* _Data provided_
--- start ---
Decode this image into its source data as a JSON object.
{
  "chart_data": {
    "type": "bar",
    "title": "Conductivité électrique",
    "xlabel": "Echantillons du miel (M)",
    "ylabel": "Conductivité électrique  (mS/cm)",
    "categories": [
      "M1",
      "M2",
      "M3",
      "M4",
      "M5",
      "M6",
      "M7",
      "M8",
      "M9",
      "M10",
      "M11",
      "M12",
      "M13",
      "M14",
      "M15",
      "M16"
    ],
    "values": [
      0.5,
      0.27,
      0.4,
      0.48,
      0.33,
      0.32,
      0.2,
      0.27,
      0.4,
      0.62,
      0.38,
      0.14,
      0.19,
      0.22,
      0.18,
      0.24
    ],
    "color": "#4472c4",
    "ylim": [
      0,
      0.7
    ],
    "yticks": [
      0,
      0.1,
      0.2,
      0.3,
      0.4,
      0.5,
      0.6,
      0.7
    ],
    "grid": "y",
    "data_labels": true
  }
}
--- end ---
* _What you need to do_
Each line with the string "Conductivité" in it needs to be found and copied.

* _Expected answer_
    "title": "Conductivité électrique",
    "ylabel": "Conductivité électrique  (mS/cm)",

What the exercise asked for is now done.